What you have to do
Repeat the material exactly as it appears.

Materials provided

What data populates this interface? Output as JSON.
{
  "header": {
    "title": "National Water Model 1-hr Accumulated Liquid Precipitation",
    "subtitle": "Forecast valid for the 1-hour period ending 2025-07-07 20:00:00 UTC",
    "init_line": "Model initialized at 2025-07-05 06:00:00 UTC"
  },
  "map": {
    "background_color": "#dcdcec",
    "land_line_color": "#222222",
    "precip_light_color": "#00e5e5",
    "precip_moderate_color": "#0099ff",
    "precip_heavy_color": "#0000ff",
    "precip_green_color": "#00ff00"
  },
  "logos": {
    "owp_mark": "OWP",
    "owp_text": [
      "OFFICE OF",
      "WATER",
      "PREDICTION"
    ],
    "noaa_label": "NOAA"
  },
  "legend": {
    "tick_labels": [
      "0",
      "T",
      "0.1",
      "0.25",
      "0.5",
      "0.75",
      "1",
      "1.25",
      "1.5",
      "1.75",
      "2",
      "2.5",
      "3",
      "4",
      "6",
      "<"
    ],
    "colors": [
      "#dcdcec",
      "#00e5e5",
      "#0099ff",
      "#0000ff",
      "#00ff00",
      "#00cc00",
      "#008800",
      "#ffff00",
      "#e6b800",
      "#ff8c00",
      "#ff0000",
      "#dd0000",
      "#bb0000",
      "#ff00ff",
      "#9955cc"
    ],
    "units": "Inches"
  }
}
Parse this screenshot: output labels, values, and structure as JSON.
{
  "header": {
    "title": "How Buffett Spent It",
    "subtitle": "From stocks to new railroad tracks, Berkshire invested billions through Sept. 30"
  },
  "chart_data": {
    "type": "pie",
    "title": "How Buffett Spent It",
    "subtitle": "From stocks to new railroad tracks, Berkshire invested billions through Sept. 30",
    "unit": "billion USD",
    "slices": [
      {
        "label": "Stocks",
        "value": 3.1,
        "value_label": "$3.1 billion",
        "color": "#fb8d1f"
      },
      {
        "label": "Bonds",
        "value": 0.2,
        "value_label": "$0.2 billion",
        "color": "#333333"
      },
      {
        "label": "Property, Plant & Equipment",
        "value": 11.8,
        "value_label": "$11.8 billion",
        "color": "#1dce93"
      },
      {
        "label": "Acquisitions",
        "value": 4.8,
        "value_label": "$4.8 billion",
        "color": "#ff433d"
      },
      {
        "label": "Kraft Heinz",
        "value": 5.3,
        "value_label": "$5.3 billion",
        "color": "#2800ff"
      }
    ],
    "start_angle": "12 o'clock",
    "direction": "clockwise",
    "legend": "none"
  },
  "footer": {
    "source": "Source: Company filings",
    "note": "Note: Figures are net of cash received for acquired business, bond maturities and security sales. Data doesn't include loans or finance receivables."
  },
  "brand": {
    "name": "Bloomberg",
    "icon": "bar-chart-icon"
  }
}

Response
What data populates this interface? Output as JSON.
{
  "header": {
    "title": "National Water Model 1-hr Accumulated Liquid Precipitation",
    "subtitle": "Forecast valid for the 1-hour period ending 2025-07-07 20:00:00 UTC",
    "init_line": "Model initialized at 2025-07-05 06:00:00 UTC"
  },
  "map": {
    "background_color": "#dcdcec",
    "land_line_color": "#222222",
    "precip_light_color": "#00e5e5",
    "precip_moderate_color": "#0099ff",
    "precip_heavy_color": "#0000ff",
    "precip_green_color": "#00ff00"
  },
  "logos": {
    "owp_mark": "OWP",
    "owp_text": [
      "OFFICE OF",
      "WATER",
      "PREDICTION"
    ],
    "noaa_label": "NOAA"
  },
  "legend": {
    "tick_labels": [
      "0",
      "T",
      "0.1",
      "0.25",
      "0.5",
      "0.75",
      "1",
      "1.25",
      "1.5",
      "1.75",
      "2",
      "2.5",
      "3",
      "4",
      "6",
      "<"
    ],
    "colors": [
      "#dcdcec",
      "#00e5e5",
      "#0099ff",
      "#0000ff",
      "#00ff00",
      "#00cc00",
      "#008800",
      "#ffff00",
      "#e6b800",
      "#ff8c00",
      "#ff0000",
      "#dd0000",
      "#bb0000",
      "#ff00ff",
      "#9955cc"
    ],
    "units": "Inches"
  }
}
Parse this screenshot: output labels, values, and structure as JSON.
{
  "header": {
    "title": "How Buffett Spent It",
    "subtitle": "From stocks to new railroad tracks, Berkshire invested billions through Sept. 30"
  },
  "chart_data": {
    "type": "pie",
    "title": "How Buffett Spent It",
    "subtitle": "From stocks to new railroad tracks, Berkshire invested billions through Sept. 30",
    "unit": "billion USD",
    "slices": [
      {
        "label": "Stocks",
        "value": 3.1,
        "value_label": "$3.1 billion",
        "color": "#fb8d1f"
      },
      {
        "label": "Bonds",
        "value": 0.2,
        "value_label": "$0.2 billion",
        "color": "#333333"
      },
      {
        "label": "Property, Plant & Equipment",
        "value": 11.8,
        "value_label": "$11.8 billion",
        "color": "#1dce93"
      },
      {
        "label": "Acquisitions",
        "value": 4.8,
        "value_label": "$4.8 billion",
        "color": "#ff433d"
      },
      {
        "label": "Kraft Heinz",
        "value": 5.3,
        "value_label": "$5.3 billion",
        "color": "#2800ff"
      }
    ],
    "start_angle": "12 o'clock",
    "direction": "clockwise",
    "legend": "none"
  },
  "footer": {
    "source": "Source: Company filings",
    "note": "Note: Figures are net of cash received for acquired business, bond maturities and security sales. Data doesn't include loans or finance receivables."
  },
  "brand": {
    "name": "Bloomberg",
    "icon": "bar-chart-icon"
  }
}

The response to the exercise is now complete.